## Problem statement
Pull out every line in the data below that contains the string "Messages". Letter case matters.

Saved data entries
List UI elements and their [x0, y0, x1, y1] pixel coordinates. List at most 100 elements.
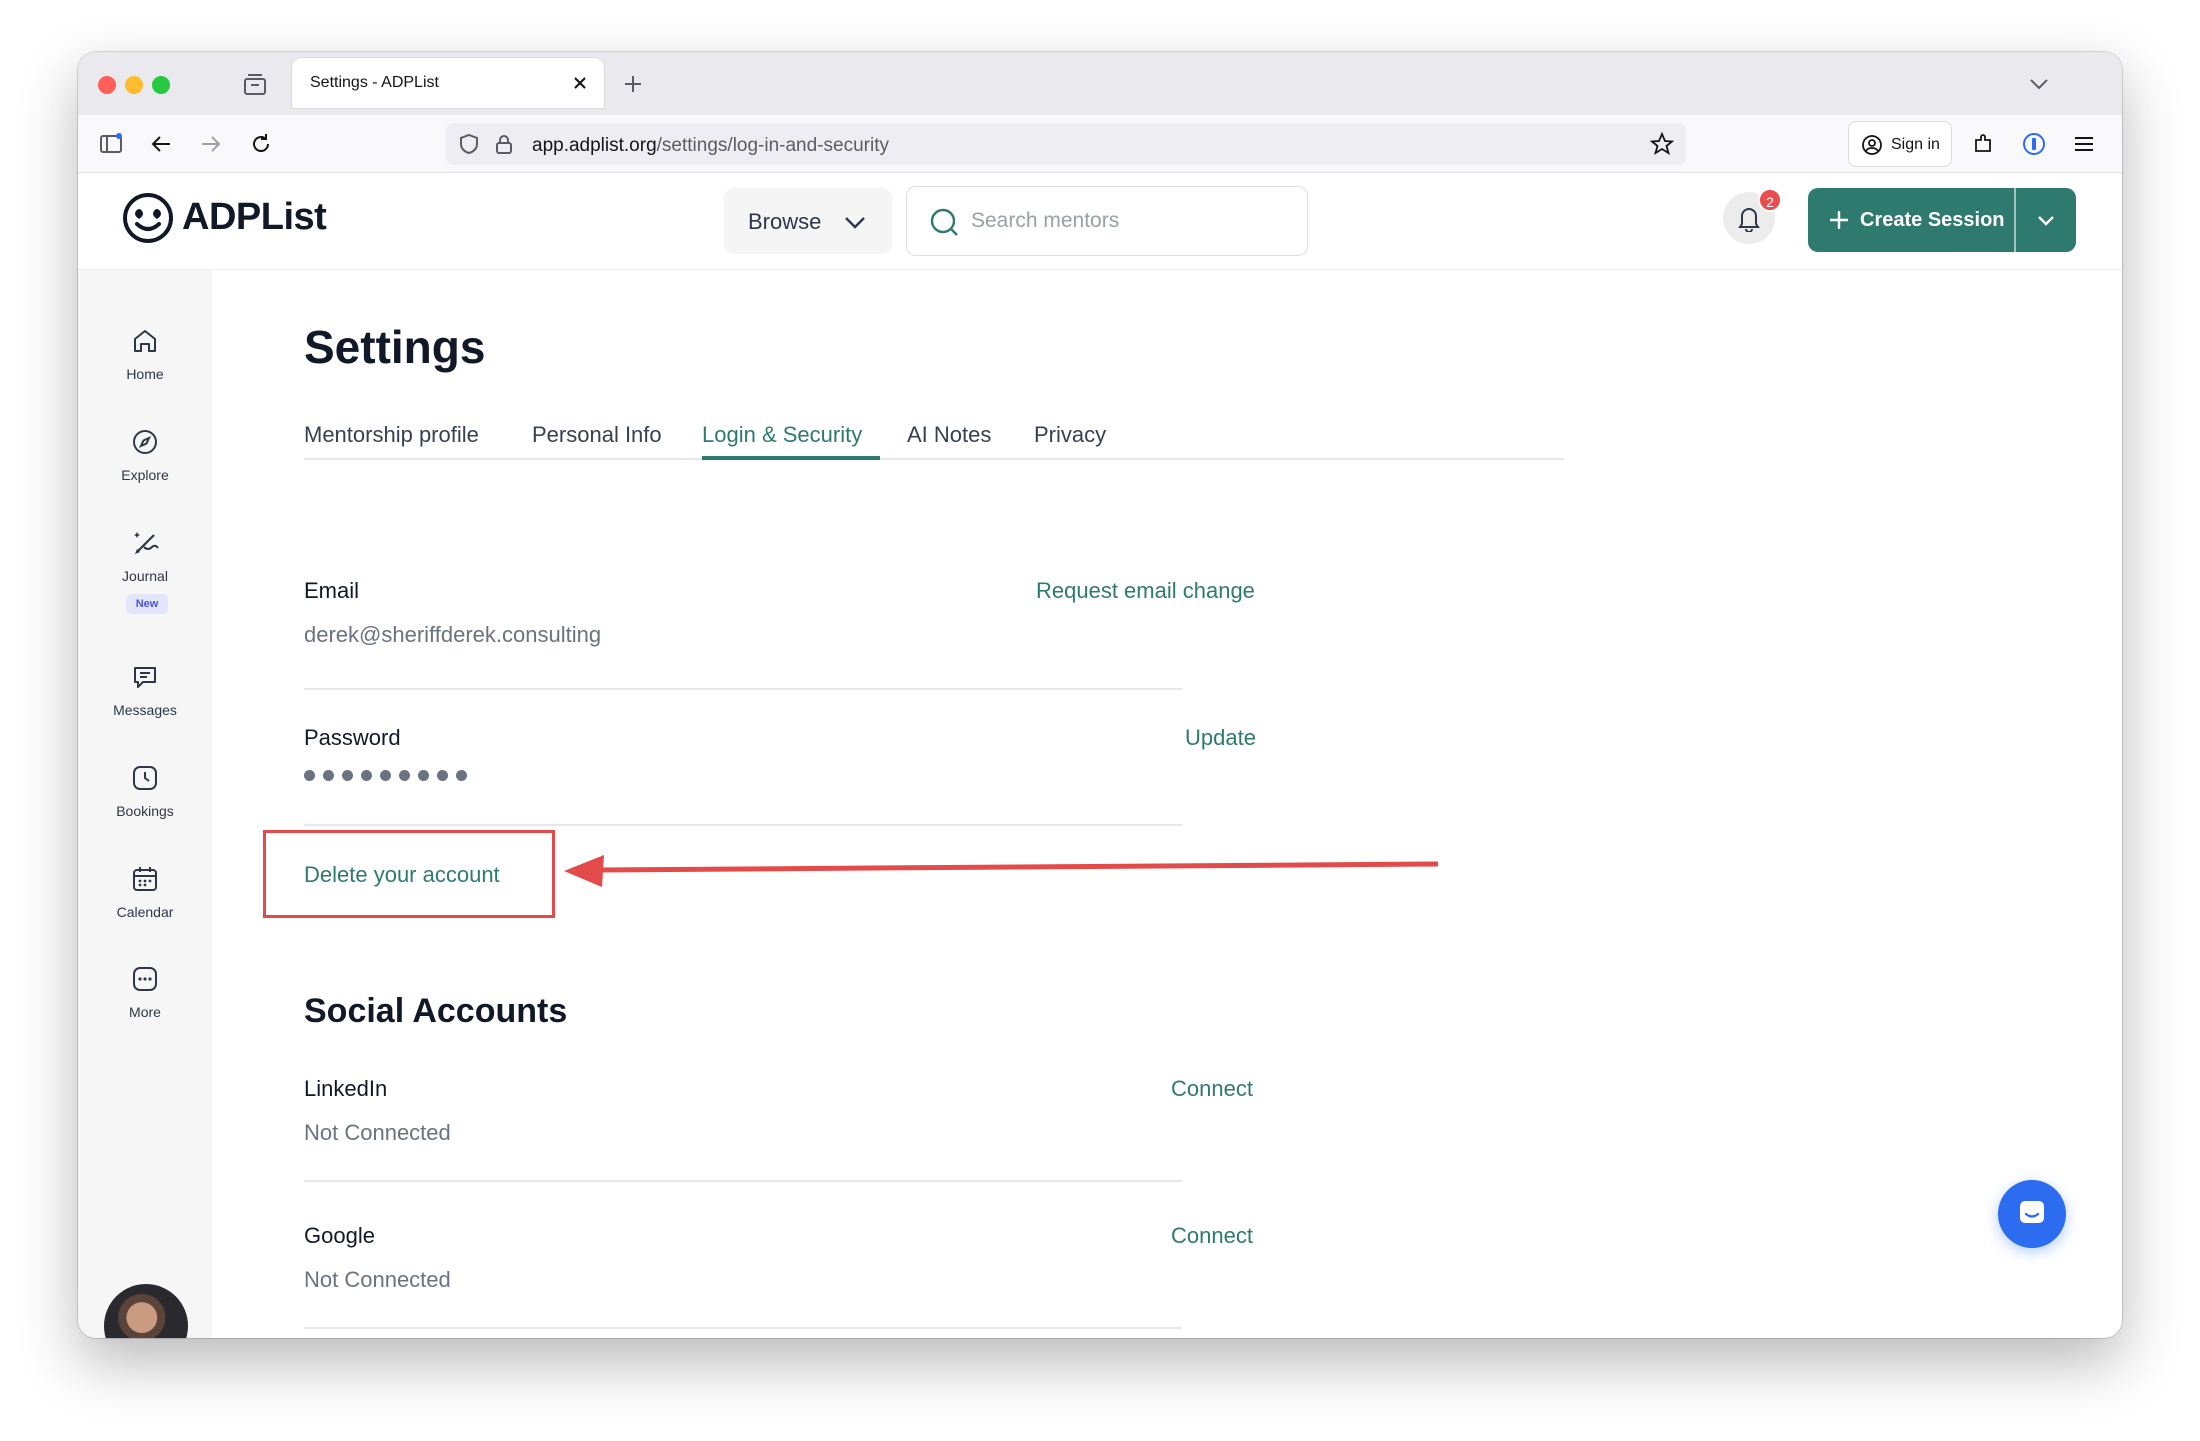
create-session-dropdown[interactable] — [2016, 188, 2076, 252]
password-label: Password — [304, 725, 401, 750]
email-label: Email — [304, 578, 360, 603]
google-connect-link[interactable]: Connect — [1171, 1223, 1253, 1249]
delete-account-link[interactable]: Delete your account — [304, 862, 500, 888]
bell-icon — [1738, 208, 1760, 232]
create-session-button-group: Create Session — [1808, 188, 2076, 252]
pen-sparkle-icon — [134, 532, 159, 554]
tab-strip: Settings - ADPList — [78, 52, 2122, 115]
address-bar[interactable]: app.adplist.org/settings/log-in-and-secu… — [446, 123, 1686, 165]
lock-icon[interactable] — [494, 133, 514, 155]
url-domain: app.adplist.org — [532, 135, 657, 156]
chat-bubble-icon — [2020, 1201, 2044, 1223]
reload-icon[interactable] — [248, 131, 274, 157]
sidebar-item-bookings[interactable]: Bookings — [78, 763, 212, 843]
chevron-down-icon — [2038, 216, 2054, 226]
new-tab-icon[interactable] — [622, 73, 644, 95]
sidebar-item-journal[interactable]: Journal New — [78, 528, 212, 614]
browser-tab-title: Settings - ADPList — [310, 74, 439, 91]
sidebar-item-label: More — [129, 1004, 161, 1020]
logo-text[interactable]: ADPList — [182, 196, 327, 239]
search-input[interactable] — [971, 199, 1291, 243]
linkedin-connect-link[interactable]: Connect — [1171, 1076, 1253, 1102]
tab-privacy[interactable]: Privacy — [1034, 422, 1106, 448]
page-title: Settings — [304, 321, 486, 373]
linkedin-label: LinkedIn — [304, 1076, 388, 1101]
tab-personal-info[interactable]: Personal Info — [532, 422, 662, 448]
tab-login-security[interactable]: Login & Security — [702, 422, 862, 448]
email-value: derek@sheriffderek.consulting — [304, 622, 602, 647]
compass-icon — [133, 430, 157, 454]
settings-tabs: Mentorship profile Personal Info Login &… — [304, 412, 1564, 460]
google-status: Not Connected — [304, 1267, 451, 1292]
hamburger-menu-icon[interactable] — [2071, 131, 2097, 157]
browser-toolbar: app.adplist.org/settings/log-in-and-secu… — [78, 115, 2122, 173]
close-tab-icon[interactable] — [570, 73, 590, 93]
adplist-logo-icon[interactable] — [122, 192, 174, 244]
minimize-window-button[interactable] — [125, 76, 143, 94]
tab-ai-notes[interactable]: AI Notes — [907, 422, 991, 448]
divider — [304, 824, 1182, 826]
sign-in-button[interactable]: Sign in — [1848, 121, 1952, 167]
new-badge: New — [126, 594, 168, 614]
sidebar-item-calendar[interactable]: Calendar — [78, 864, 212, 944]
sign-in-label: Sign in — [1891, 136, 1940, 153]
plus-icon — [1830, 211, 1848, 229]
tracking-shield-icon[interactable] — [458, 133, 480, 155]
list-tabs-chevron-icon[interactable] — [2028, 74, 2050, 94]
notification-count-badge: 2 — [1758, 188, 1782, 212]
home-icon — [134, 330, 156, 352]
sidebar-item-messages[interactable]: Messages — [78, 662, 212, 742]
chevron-down-icon — [845, 217, 865, 229]
annotation-arrow — [564, 855, 1439, 887]
tab-mentorship-profile[interactable]: Mentorship profile — [304, 422, 479, 448]
avatar[interactable] — [104, 1284, 188, 1338]
browse-dropdown[interactable]: Browse — [724, 188, 892, 254]
app-header: ADPList Browse 2 — [78, 174, 2122, 270]
browse-label: Browse — [748, 209, 822, 234]
settings-content: Settings Mentorship profile Personal Inf… — [212, 270, 2122, 1338]
password-manager-icon[interactable] — [2021, 131, 2047, 157]
back-arrow-icon[interactable] — [148, 131, 174, 157]
search-box[interactable] — [906, 186, 1308, 256]
linkedin-status: Not Connected — [304, 1120, 451, 1145]
sidebar-nav: Home Explore Journal New Messages Bookin… — [78, 270, 212, 1338]
extensions-puzzle-icon[interactable] — [1971, 131, 1997, 157]
divider — [304, 1327, 1182, 1329]
bookmark-star-icon[interactable] — [1650, 132, 1674, 156]
support-chat-button[interactable] — [1998, 1180, 2066, 1248]
sidebar-item-home[interactable]: Home — [78, 326, 212, 406]
divider — [304, 688, 1182, 690]
request-email-change-link[interactable]: Request email change — [1036, 578, 1255, 604]
clock-icon — [133, 766, 157, 790]
sidebar-item-label: Home — [126, 366, 164, 382]
browser-tab-active[interactable]: Settings - ADPList — [292, 58, 604, 108]
zoom-window-button[interactable] — [152, 76, 170, 94]
chat-icon — [134, 667, 156, 688]
active-tab-indicator — [702, 456, 880, 460]
sidebar-item-label: Journal — [122, 568, 168, 584]
search-icon — [930, 208, 958, 236]
social-accounts-title: Social Accounts — [304, 992, 568, 1030]
sidebar-item-more[interactable]: More — [78, 964, 212, 1044]
url-path: /settings/log-in-and-security — [656, 135, 889, 156]
sidebar-item-label: Messages — [113, 702, 177, 718]
update-password-link[interactable]: Update — [1185, 725, 1256, 751]
account-icon — [1862, 135, 1882, 155]
sidebar-toggle-icon[interactable] — [98, 131, 124, 157]
create-session-button[interactable]: Create Session — [1808, 188, 2014, 252]
sidebar-item-label: Bookings — [116, 803, 174, 819]
google-label: Google — [304, 1223, 375, 1248]
calendar-icon — [133, 867, 157, 891]
close-window-button[interactable] — [98, 76, 116, 94]
password-mask — [304, 768, 475, 786]
sidebar-item-label: Explore — [121, 467, 169, 483]
create-session-label: Create Session — [1860, 209, 2005, 231]
browser-window: Settings - ADPList app.adplist.org/setti… — [78, 52, 2122, 1338]
sidebar-item-explore[interactable]: Explore — [78, 427, 212, 507]
url-text: app.adplist.org/settings/log-in-and-secu… — [532, 135, 889, 157]
forward-arrow-icon[interactable] — [198, 131, 224, 157]
divider — [304, 1180, 1182, 1182]
tab-overview-icon[interactable] — [241, 72, 269, 98]
more-icon — [133, 967, 157, 991]
sidebar-item-label: Calendar — [116, 904, 174, 920]
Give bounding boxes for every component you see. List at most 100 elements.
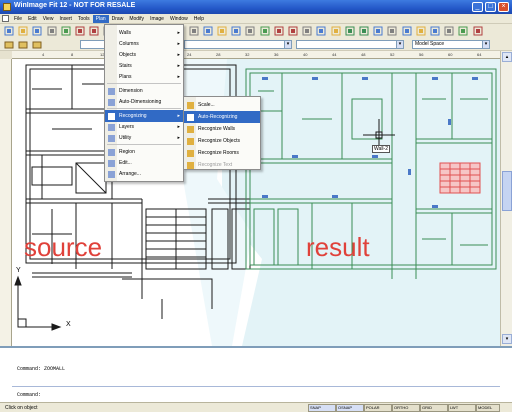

## The solution
sidebar-item-messages[interactable]: Messages — [78, 662, 212, 742]
sidebar-nav: Home Explore Journal New Messages Bookin… — [78, 270, 212, 1338]
sidebar-item-label: Messages — [113, 702, 177, 718]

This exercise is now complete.